### DIRECTIVE
Your task is to transcribe all the entries exactly, excluding pictures.

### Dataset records
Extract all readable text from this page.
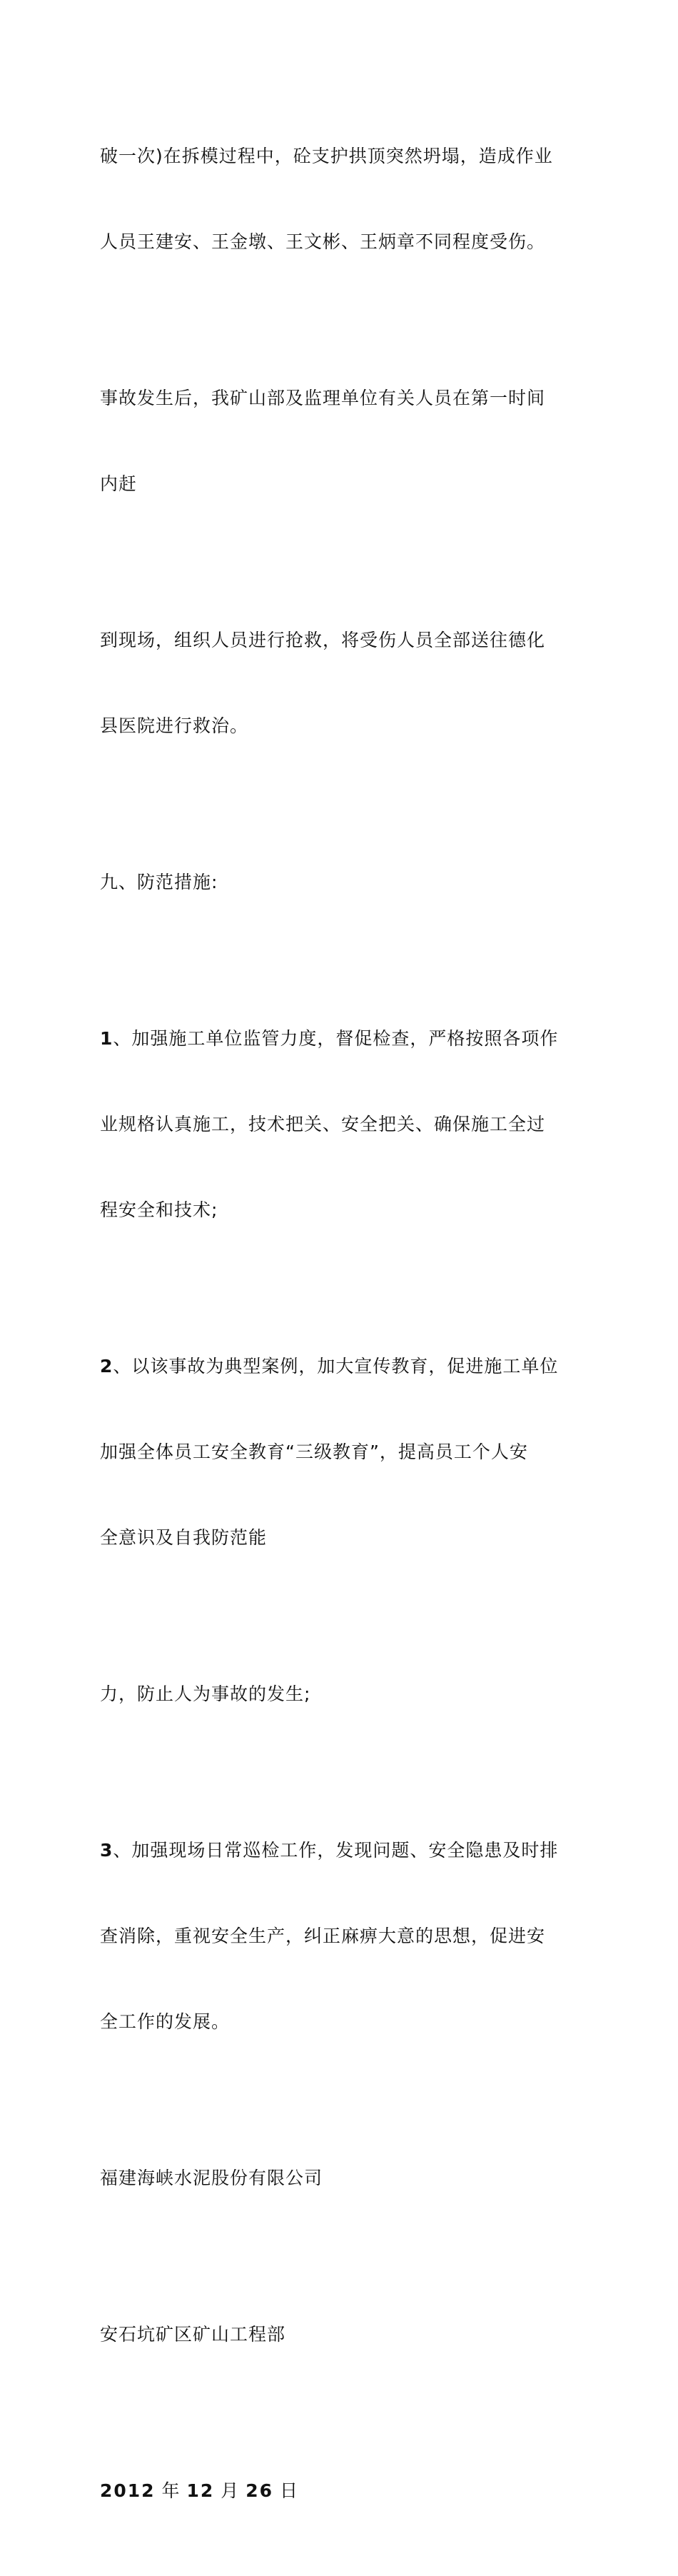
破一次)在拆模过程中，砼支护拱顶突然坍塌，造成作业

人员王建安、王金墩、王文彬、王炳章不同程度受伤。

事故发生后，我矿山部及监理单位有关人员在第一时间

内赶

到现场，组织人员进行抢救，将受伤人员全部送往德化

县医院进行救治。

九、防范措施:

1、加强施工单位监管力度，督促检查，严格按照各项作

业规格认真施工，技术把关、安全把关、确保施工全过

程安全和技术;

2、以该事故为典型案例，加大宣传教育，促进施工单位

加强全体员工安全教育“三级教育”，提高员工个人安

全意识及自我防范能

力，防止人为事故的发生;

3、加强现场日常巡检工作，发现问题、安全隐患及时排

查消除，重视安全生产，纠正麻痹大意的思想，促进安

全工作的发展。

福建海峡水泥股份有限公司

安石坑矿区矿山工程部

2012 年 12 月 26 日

### RIGHT ANSWER
Extract all readable text from this page.
破一次)在拆模过程中，砼支护拱顶突然坍塌，造成作业

人员王建安、王金墩、王文彬、王炳章不同程度受伤。

事故发生后，我矿山部及监理单位有关人员在第一时间

内赶

到现场，组织人员进行抢救，将受伤人员全部送往德化

县医院进行救治。

九、防范措施:

1、加强施工单位监管力度，督促检查，严格按照各项作

业规格认真施工，技术把关、安全把关、确保施工全过

程安全和技术;

2、以该事故为典型案例，加大宣传教育，促进施工单位

加强全体员工安全教育“三级教育”，提高员工个人安

全意识及自我防范能

力，防止人为事故的发生;

3、加强现场日常巡检工作，发现问题、安全隐患及时排

查消除，重视安全生产，纠正麻痹大意的思想，促进安

全工作的发展。

福建海峡水泥股份有限公司

安石坑矿区矿山工程部

2012 年 12 月 26 日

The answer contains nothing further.